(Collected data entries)
===============
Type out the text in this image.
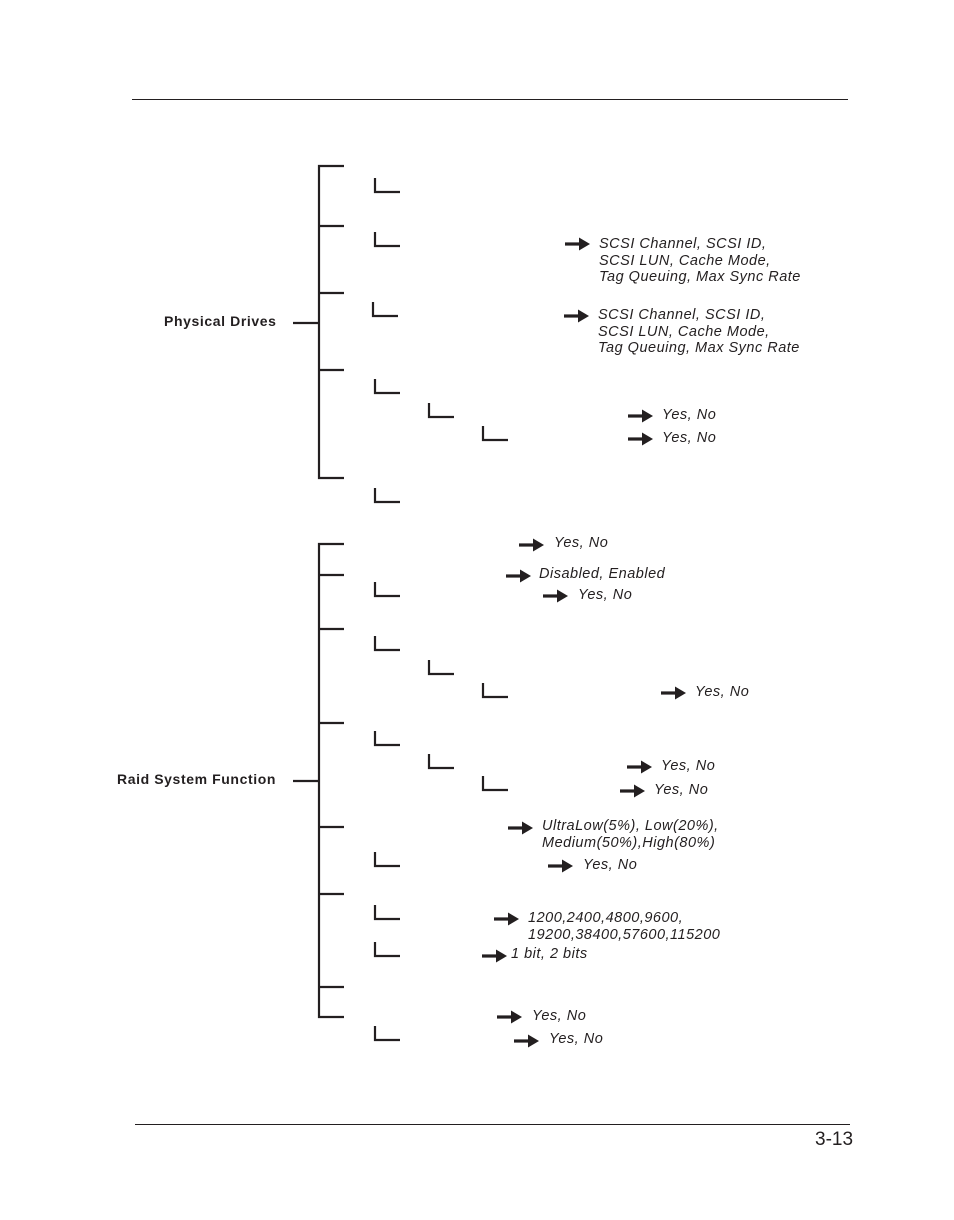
Physical Drives
Raid System Function
SCSI Channel, SCSI ID,
SCSI LUN, Cache Mode,
Tag Queuing, Max Sync Rate
SCSI Channel, SCSI ID,
SCSI LUN, Cache Mode,
Tag Queuing, Max Sync Rate
Yes, No
Yes, No
Yes, No
Disabled, Enabled
Yes, No
Yes, No
Yes, No
Yes, No
UltraLow(5%), Low(20%),
Medium(50%),High(80%)
Yes, No
1200,2400,4800,9600,
19200,38400,57600,115200
1 bit, 2 bits
Yes, No
Yes, No
3-13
===============
→ **Exercise requirements**:
Write out the entries above verbatim; the pictures do not belong in your copy.

→ **Answer to the problem**:
Type out the text in this image.
Physical Drives
Raid System Function
SCSI Channel, SCSI ID,
SCSI LUN, Cache Mode,
Tag Queuing, Max Sync Rate
SCSI Channel, SCSI ID,
SCSI LUN, Cache Mode,
Tag Queuing, Max Sync Rate
Yes, No
Yes, No
Yes, No
Disabled, Enabled
Yes, No
Yes, No
Yes, No
Yes, No
UltraLow(5%), Low(20%),
Medium(50%),High(80%)
Yes, No
1200,2400,4800,9600,
19200,38400,57600,115200
1 bit, 2 bits
Yes, No
Yes, No
3-13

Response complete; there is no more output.